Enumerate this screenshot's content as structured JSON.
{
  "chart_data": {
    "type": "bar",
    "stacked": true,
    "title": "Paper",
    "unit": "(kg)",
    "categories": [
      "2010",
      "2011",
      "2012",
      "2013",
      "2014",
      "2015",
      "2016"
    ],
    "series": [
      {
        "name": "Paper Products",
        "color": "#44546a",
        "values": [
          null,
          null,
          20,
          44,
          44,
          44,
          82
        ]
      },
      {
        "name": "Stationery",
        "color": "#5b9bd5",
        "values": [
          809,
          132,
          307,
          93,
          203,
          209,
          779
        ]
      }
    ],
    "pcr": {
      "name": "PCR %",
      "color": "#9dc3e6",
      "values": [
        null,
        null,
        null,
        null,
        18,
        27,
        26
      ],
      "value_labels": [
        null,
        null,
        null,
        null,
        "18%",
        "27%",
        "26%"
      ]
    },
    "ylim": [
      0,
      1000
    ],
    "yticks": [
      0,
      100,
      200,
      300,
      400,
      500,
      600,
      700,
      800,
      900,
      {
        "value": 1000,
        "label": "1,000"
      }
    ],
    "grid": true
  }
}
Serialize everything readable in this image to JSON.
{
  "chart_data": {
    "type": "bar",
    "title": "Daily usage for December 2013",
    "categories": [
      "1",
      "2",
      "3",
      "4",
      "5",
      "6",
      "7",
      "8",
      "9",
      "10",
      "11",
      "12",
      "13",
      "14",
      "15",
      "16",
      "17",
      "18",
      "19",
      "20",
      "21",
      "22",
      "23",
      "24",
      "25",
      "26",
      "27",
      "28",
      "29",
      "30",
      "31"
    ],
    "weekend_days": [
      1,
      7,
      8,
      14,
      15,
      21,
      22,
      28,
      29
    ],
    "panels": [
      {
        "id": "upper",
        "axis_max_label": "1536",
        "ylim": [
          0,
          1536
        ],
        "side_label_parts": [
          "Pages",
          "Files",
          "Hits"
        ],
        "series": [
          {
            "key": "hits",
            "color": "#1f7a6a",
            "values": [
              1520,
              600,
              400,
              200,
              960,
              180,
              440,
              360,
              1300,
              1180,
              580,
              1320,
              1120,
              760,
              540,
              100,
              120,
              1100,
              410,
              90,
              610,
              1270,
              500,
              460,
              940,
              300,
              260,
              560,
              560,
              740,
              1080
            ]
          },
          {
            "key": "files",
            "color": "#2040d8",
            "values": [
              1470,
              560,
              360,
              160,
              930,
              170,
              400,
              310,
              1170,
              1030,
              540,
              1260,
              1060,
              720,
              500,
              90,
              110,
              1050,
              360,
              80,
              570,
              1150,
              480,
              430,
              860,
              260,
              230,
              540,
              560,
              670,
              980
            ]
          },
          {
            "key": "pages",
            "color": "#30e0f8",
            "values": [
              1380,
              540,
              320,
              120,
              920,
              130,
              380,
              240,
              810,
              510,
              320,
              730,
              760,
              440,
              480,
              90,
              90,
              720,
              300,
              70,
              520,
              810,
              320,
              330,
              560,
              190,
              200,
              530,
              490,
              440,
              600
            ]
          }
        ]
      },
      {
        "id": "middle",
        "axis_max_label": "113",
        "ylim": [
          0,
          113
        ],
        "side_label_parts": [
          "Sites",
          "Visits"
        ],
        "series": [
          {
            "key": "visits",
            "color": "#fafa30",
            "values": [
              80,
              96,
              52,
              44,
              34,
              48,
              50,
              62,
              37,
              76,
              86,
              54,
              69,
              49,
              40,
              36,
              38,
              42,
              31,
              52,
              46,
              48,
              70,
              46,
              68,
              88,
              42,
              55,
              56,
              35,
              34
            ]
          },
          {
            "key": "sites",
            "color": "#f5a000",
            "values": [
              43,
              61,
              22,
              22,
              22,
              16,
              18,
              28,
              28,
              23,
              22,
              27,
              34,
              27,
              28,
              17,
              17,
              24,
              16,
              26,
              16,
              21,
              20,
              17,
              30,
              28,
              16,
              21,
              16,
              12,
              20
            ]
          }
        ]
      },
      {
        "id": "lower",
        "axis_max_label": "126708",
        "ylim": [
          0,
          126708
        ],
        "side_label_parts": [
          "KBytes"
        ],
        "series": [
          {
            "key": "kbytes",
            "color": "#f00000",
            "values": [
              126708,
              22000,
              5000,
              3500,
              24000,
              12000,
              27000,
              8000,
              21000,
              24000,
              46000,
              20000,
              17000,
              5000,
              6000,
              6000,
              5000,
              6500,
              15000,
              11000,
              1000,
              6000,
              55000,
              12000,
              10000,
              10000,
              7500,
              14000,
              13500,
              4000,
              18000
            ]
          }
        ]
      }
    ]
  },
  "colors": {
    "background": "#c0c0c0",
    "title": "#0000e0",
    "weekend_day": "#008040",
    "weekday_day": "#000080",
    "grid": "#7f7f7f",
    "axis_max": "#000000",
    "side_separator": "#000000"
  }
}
========================================
EXERCISE PROMPT: Identify and extract each line of the listing that contains "JSON".

THE RESPONSE:
Enumerate this screenshot's content as structured JSON.
Serialize everything readable in this image to JSON.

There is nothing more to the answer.